## What is being asked:
Find every line in the records below that holds the word "name" and copy it.

Collection entries:
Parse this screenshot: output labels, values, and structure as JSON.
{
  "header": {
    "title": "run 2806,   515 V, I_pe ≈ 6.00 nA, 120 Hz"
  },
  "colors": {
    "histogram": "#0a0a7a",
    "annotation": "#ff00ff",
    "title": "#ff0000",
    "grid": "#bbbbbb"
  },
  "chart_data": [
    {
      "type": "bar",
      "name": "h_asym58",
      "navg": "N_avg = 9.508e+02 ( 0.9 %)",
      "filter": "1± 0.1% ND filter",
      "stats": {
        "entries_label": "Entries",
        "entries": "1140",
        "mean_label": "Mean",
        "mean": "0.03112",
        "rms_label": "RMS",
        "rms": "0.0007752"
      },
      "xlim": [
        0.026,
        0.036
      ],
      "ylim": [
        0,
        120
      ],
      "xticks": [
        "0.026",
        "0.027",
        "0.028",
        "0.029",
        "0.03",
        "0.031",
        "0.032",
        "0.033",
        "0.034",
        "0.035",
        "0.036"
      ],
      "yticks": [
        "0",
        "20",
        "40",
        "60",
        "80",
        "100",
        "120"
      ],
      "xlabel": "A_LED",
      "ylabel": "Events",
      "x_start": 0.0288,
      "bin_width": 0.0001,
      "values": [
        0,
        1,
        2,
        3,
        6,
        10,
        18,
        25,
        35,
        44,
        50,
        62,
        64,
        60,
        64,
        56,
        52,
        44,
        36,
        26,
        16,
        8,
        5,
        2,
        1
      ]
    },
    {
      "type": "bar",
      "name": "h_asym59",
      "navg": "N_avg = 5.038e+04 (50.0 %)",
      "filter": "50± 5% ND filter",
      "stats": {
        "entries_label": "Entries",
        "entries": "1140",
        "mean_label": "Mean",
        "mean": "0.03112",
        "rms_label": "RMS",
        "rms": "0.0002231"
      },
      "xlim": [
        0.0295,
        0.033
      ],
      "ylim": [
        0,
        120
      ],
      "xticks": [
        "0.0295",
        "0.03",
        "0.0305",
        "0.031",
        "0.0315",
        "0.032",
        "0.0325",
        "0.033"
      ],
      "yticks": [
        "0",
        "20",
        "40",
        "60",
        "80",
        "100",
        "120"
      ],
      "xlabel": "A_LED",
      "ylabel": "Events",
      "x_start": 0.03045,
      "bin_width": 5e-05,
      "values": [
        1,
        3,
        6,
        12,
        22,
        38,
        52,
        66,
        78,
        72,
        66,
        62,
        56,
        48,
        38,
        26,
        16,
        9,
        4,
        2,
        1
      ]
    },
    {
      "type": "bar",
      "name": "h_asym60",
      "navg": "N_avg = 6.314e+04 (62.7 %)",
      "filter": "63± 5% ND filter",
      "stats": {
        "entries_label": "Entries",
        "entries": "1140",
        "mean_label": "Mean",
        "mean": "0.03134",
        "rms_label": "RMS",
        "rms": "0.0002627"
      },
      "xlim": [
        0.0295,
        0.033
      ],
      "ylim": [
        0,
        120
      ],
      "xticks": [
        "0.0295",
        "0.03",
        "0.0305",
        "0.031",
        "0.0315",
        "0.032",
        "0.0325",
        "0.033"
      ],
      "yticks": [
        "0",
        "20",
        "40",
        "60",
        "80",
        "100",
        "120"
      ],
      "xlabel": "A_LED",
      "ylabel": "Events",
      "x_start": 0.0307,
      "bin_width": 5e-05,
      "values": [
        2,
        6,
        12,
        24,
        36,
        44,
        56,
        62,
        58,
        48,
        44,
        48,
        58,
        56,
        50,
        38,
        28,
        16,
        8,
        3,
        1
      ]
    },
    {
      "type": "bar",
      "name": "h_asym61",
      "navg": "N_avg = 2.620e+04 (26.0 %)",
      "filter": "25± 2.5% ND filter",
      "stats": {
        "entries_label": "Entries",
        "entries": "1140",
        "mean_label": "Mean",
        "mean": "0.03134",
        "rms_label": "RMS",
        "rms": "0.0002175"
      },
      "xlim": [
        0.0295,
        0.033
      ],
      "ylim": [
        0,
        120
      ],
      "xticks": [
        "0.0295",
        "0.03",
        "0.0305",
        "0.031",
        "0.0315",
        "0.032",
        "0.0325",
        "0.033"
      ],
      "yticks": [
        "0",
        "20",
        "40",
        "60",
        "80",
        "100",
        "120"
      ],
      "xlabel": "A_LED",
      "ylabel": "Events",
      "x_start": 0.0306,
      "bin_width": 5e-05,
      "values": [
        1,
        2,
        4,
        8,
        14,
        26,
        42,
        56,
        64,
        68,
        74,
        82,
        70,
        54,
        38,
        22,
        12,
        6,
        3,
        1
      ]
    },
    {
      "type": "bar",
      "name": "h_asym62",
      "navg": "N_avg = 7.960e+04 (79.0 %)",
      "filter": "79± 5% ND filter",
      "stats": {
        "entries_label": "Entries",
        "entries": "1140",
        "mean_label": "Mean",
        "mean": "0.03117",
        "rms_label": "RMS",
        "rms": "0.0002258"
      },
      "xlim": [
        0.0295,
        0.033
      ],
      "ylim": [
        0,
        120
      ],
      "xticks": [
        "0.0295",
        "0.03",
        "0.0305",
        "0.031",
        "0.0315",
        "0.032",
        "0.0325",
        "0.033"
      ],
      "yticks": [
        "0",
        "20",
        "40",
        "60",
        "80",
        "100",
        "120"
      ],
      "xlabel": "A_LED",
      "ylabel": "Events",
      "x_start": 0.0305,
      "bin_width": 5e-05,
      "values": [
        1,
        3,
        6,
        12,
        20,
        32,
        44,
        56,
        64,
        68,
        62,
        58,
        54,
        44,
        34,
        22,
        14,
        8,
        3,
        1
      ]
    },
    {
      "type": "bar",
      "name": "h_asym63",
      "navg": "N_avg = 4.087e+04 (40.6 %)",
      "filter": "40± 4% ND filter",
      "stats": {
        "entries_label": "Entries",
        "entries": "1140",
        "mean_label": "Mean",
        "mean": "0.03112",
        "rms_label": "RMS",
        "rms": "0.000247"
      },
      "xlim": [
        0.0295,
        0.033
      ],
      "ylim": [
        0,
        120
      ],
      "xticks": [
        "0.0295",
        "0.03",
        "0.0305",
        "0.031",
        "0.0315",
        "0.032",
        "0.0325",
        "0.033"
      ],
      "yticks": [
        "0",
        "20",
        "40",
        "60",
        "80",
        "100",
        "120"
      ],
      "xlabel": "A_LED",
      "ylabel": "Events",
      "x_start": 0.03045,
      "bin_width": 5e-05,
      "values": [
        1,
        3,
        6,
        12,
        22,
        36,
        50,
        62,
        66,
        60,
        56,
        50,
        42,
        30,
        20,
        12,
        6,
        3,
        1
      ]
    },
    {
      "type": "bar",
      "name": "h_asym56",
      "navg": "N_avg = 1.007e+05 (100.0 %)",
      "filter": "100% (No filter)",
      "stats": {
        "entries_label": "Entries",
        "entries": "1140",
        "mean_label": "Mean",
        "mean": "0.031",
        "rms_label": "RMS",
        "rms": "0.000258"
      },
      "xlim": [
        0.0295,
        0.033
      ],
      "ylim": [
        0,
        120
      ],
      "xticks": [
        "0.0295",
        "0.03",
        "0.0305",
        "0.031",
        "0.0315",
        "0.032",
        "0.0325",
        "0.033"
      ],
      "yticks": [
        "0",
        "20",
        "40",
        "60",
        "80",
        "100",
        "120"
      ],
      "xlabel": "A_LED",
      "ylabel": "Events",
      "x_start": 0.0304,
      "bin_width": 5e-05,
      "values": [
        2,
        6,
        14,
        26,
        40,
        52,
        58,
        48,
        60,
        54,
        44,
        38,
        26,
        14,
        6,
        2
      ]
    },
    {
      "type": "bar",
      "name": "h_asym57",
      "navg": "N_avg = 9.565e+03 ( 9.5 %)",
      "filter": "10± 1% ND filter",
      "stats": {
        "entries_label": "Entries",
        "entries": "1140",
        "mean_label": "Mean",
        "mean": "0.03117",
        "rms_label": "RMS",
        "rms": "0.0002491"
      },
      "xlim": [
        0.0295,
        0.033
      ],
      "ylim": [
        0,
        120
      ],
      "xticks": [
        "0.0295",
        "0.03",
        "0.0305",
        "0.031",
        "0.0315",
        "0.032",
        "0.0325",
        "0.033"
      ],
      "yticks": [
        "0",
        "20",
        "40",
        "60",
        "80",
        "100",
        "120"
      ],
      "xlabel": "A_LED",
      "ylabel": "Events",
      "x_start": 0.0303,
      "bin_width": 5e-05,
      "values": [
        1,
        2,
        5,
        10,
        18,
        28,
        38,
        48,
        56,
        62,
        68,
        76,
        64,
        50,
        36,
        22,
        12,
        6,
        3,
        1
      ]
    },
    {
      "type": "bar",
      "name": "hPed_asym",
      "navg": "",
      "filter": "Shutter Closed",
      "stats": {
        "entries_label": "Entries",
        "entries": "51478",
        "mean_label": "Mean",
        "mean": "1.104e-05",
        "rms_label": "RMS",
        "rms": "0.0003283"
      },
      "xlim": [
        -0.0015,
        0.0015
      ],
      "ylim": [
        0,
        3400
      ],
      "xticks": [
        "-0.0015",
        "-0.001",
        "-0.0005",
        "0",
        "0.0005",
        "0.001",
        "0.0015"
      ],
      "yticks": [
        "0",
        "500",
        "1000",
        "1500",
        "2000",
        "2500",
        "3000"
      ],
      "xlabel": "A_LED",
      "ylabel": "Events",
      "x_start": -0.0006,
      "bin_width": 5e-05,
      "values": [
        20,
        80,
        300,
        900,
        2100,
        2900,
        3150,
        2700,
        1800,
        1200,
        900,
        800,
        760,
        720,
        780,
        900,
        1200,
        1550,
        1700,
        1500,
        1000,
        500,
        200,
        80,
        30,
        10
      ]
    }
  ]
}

## Response to the exercise:
      "name": "h_asym58",
      "name": "h_asym59",
      "name": "h_asym60",
      "name": "h_asym61",
      "name": "h_asym62",
      "name": "h_asym63",
      "name": "h_asym56",
      "name": "h_asym57",
      "name": "hPed_asym",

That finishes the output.